**YOUR GOAL:**
The listing below should be printed exactly, every line of it. Skip the pictures.

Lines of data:
□ □ □ □ □ □ □

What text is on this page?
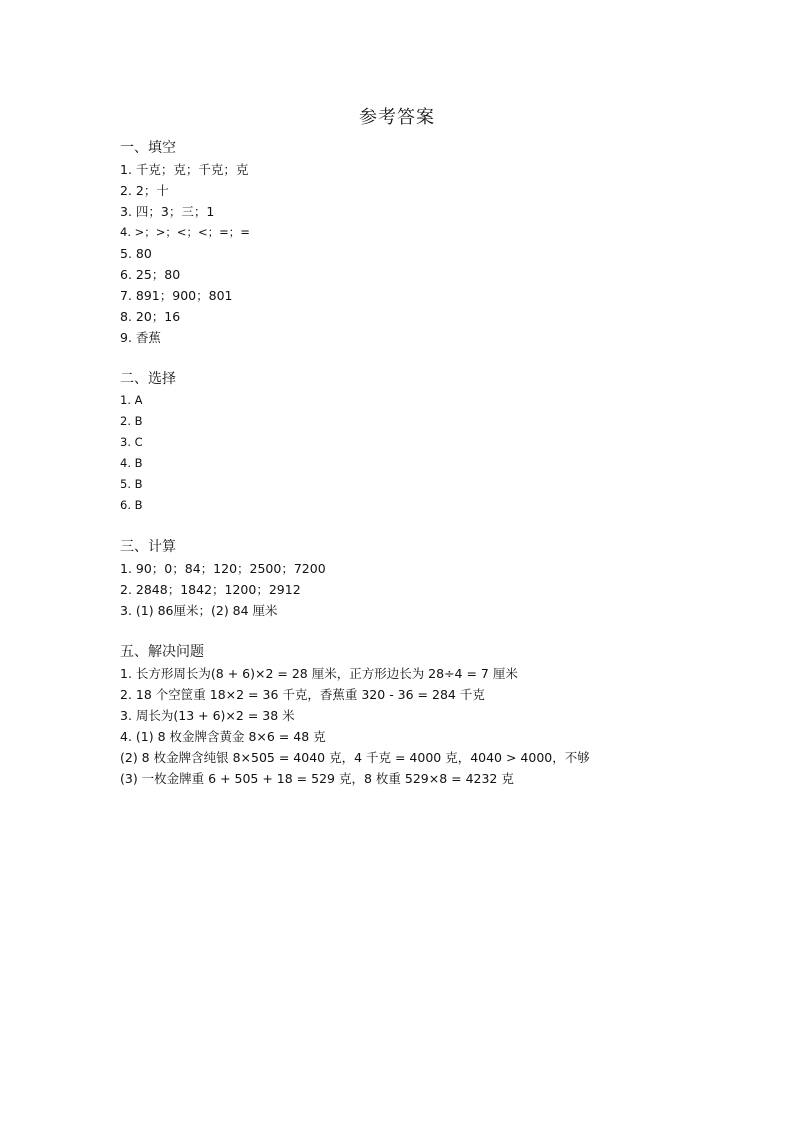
参考答案
一、填空
1. 千克；克；千克；克
2. 2；十
3. 四；3；三；1
4. >；>；<；<；=；=
5. 80
6. 25；80
7. 891；900；801
8. 20；16
9. 香蕉
二、选择
1. A
2. B
3. C
4. B
5. B
6. B
三、计算
1. 90；0；84；120；2500；7200
2. 2848；1842；1200；2912
3. (1) 86厘米；(2) 84 厘米
五、解决问题
1. 长方形周长为(8 + 6)×2 = 28 厘米，正方形边长为 28÷4 = 7 厘米
2. 18 个空筐重 18×2 = 36 千克，香蕉重 320 - 36 = 284 千克
3. 周长为(13 + 6)×2 = 38 米
4. (1) 8 枚金牌含黄金 8×6 = 48 克
(2) 8 枚金牌含纯银 8×505 = 4040 克，4 千克 = 4000 克，4040 > 4000，不够
(3) 一枚金牌重 6 + 505 + 18 = 529 克，8 枚重 529×8 = 4232 克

□ □ □ □ □ □ □

**SOLUTION TO THIS EXERCISE:**
What text is on this page?
参考答案
一、填空
1. 千克；克；千克；克
2. 2；十
3. 四；3；三；1
4. >；>；<；<；=；=
5. 80
6. 25；80
7. 891；900；801
8. 20；16
9. 香蕉
二、选择
1. A
2. B
3. C
4. B
5. B
6. B
三、计算
1. 90；0；84；120；2500；7200
2. 2848；1842；1200；2912
3. (1) 86厘米；(2) 84 厘米
五、解决问题
1. 长方形周长为(8 + 6)×2 = 28 厘米，正方形边长为 28÷4 = 7 厘米
2. 18 个空筐重 18×2 = 36 千克，香蕉重 320 - 36 = 284 千克
3. 周长为(13 + 6)×2 = 38 米
4. (1) 8 枚金牌含黄金 8×6 = 48 克
(2) 8 枚金牌含纯银 8×505 = 4040 克，4 千克 = 4000 克，4040 > 4000，不够
(3) 一枚金牌重 6 + 505 + 18 = 529 克，8 枚重 529×8 = 4232 克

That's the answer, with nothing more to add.